Required task:
Copy the records that follow exactly as written, but not their pictures.

[Stored items from a collection]
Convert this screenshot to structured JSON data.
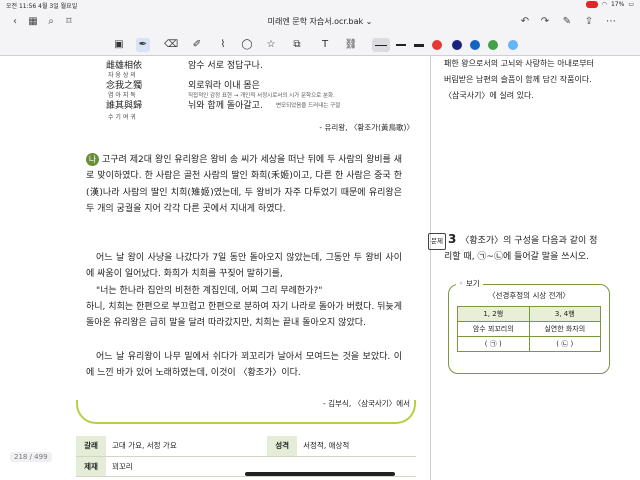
{
  "status": {
    "time": "오전 11:56",
    "date": "4월 3일 월요일",
    "battery": "17%"
  },
  "nav": {
    "title": "미래엔 문학 자습서.ocr.bak"
  },
  "toolbar": {
    "colors": [
      "#111111",
      "#e53935",
      "#1a237e",
      "#1565c0",
      "#43a047",
      "#64b5f6"
    ]
  },
  "poem": {
    "hanja1": "雌雄相依",
    "read1": "자 웅 상 의",
    "hanja2": "念我之獨",
    "read2": "염 아 지 독",
    "hanja3": "誰其與歸",
    "read3": "수 기 여 귀",
    "line1": "암수 서로 정답구나.",
    "line2": "외로워라 이내 몸은",
    "annot1": "직접적인 감정 표현 → 개인적 서정시로서의 시가 문학으로 분화.",
    "line3": "뉘와 함께 돌아갈고.",
    "annot2": "변모되었음을 드러내는 구절",
    "source": "- 유리왕, 〈황조가(黃鳥歌)〉"
  },
  "body": {
    "marker": "나",
    "p1": "고구려 제2대 왕인 유리왕은 왕비 송 씨가 세상을 떠난 뒤에 두 사람의 왕비를 새로 맞이하였다. 한 사람은 골천 사람의 딸인 화희(禾姬)이고, 다른 한 사람은 중국 한(漢)나라 사람의 딸인 치희(雉姬)였는데, 두 왕비가 자주 다투었기 때문에 유리왕은 두 개의 궁궐을 지어 각각 다른 곳에서 지내게 하였다.",
    "p2": "어느 날 왕이 사냥을 나갔다가 7일 동안 돌아오지 않았는데, 그동안 두 왕비 사이에 싸움이 일어났다. 화희가 치희를 꾸짖어 말하기를,",
    "p3": "\"너는 한나라 집안의 비천한 계집인데, 어찌 그리 무례한가?\"",
    "p4": "하니, 치희는 한편으로 부끄럽고 한편으로 분하여 자기 나라로 돌아가 버렸다. 뒤늦게 돌아온 유리왕은 급히 말을 달려 따라갔지만, 치희는 끝내 돌아오지 않았다.",
    "p5": "어느 날 유리왕이 나무 밑에서 쉬다가 꾀꼬리가 날아서 모여드는 것을 보았다. 이에 느낀 바가 있어 노래하였는데, 이것이 〈황조가〉이다.",
    "source": "- 김부식, 〈삼국사기〉에서"
  },
  "info": {
    "genre_label": "갈래",
    "genre_value": "고대 가요, 서정 가요",
    "nature_label": "성격",
    "nature_value": "서정적, 애상적",
    "theme_label": "제재",
    "theme_value": "꾀꼬리"
  },
  "right": {
    "intro1": "패한 왕으로서의 고뇌와 사랑하는 아내로부터",
    "intro2": "버림받은 남편의 슬픔이 함께 담긴 작품이다.",
    "intro3": "〈삼국사기〉에 실려 있다.",
    "q_label": "문제",
    "q_num": "3",
    "q_text1": "〈황조가〉의 구성을 다음과 같이 정",
    "q_text2": "리할 때, ㉠~㉡에 들어갈 말을 쓰시오.",
    "bogi_title": "보기",
    "bogi_sub": "〈선경후정의 시상 전개〉",
    "col1": "1, 2행",
    "col2": "3, 4행",
    "cell1a": "암수 꾀꼬리의",
    "cell1b": "( ㉠ )",
    "cell2a": "실연한 화자의",
    "cell2b": "( ㉡ )"
  },
  "page_indicator": "218 / 499"
}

Worked answer:
Convert this screenshot to structured JSON data.
{
  "status": {
    "time": "오전 11:56",
    "date": "4월 3일 월요일",
    "battery": "17%"
  },
  "nav": {
    "title": "미래엔 문학 자습서.ocr.bak"
  },
  "toolbar": {
    "colors": [
      "#111111",
      "#e53935",
      "#1a237e",
      "#1565c0",
      "#43a047",
      "#64b5f6"
    ]
  },
  "poem": {
    "hanja1": "雌雄相依",
    "read1": "자 웅 상 의",
    "hanja2": "念我之獨",
    "read2": "염 아 지 독",
    "hanja3": "誰其與歸",
    "read3": "수 기 여 귀",
    "line1": "암수 서로 정답구나.",
    "line2": "외로워라 이내 몸은",
    "annot1": "직접적인 감정 표현 → 개인적 서정시로서의 시가 문학으로 분화.",
    "line3": "뉘와 함께 돌아갈고.",
    "annot2": "변모되었음을 드러내는 구절",
    "source": "- 유리왕, 〈황조가(黃鳥歌)〉"
  },
  "body": {
    "marker": "나",
    "p1": "고구려 제2대 왕인 유리왕은 왕비 송 씨가 세상을 떠난 뒤에 두 사람의 왕비를 새로 맞이하였다. 한 사람은 골천 사람의 딸인 화희(禾姬)이고, 다른 한 사람은 중국 한(漢)나라 사람의 딸인 치희(雉姬)였는데, 두 왕비가 자주 다투었기 때문에 유리왕은 두 개의 궁궐을 지어 각각 다른 곳에서 지내게 하였다.",
    "p2": "어느 날 왕이 사냥을 나갔다가 7일 동안 돌아오지 않았는데, 그동안 두 왕비 사이에 싸움이 일어났다. 화희가 치희를 꾸짖어 말하기를,",
    "p3": "\"너는 한나라 집안의 비천한 계집인데, 어찌 그리 무례한가?\"",
    "p4": "하니, 치희는 한편으로 부끄럽고 한편으로 분하여 자기 나라로 돌아가 버렸다. 뒤늦게 돌아온 유리왕은 급히 말을 달려 따라갔지만, 치희는 끝내 돌아오지 않았다.",
    "p5": "어느 날 유리왕이 나무 밑에서 쉬다가 꾀꼬리가 날아서 모여드는 것을 보았다. 이에 느낀 바가 있어 노래하였는데, 이것이 〈황조가〉이다.",
    "source": "- 김부식, 〈삼국사기〉에서"
  },
  "info": {
    "genre_label": "갈래",
    "genre_value": "고대 가요, 서정 가요",
    "nature_label": "성격",
    "nature_value": "서정적, 애상적",
    "theme_label": "제재",
    "theme_value": "꾀꼬리"
  },
  "right": {
    "intro1": "패한 왕으로서의 고뇌와 사랑하는 아내로부터",
    "intro2": "버림받은 남편의 슬픔이 함께 담긴 작품이다.",
    "intro3": "〈삼국사기〉에 실려 있다.",
    "q_label": "문제",
    "q_num": "3",
    "q_text1": "〈황조가〉의 구성을 다음과 같이 정",
    "q_text2": "리할 때, ㉠~㉡에 들어갈 말을 쓰시오.",
    "bogi_title": "보기",
    "bogi_sub": "〈선경후정의 시상 전개〉",
    "col1": "1, 2행",
    "col2": "3, 4행",
    "cell1a": "암수 꾀꼬리의",
    "cell1b": "( ㉠ )",
    "cell2a": "실연한 화자의",
    "cell2b": "( ㉡ )"
  },
  "page_indicator": "218 / 499"
}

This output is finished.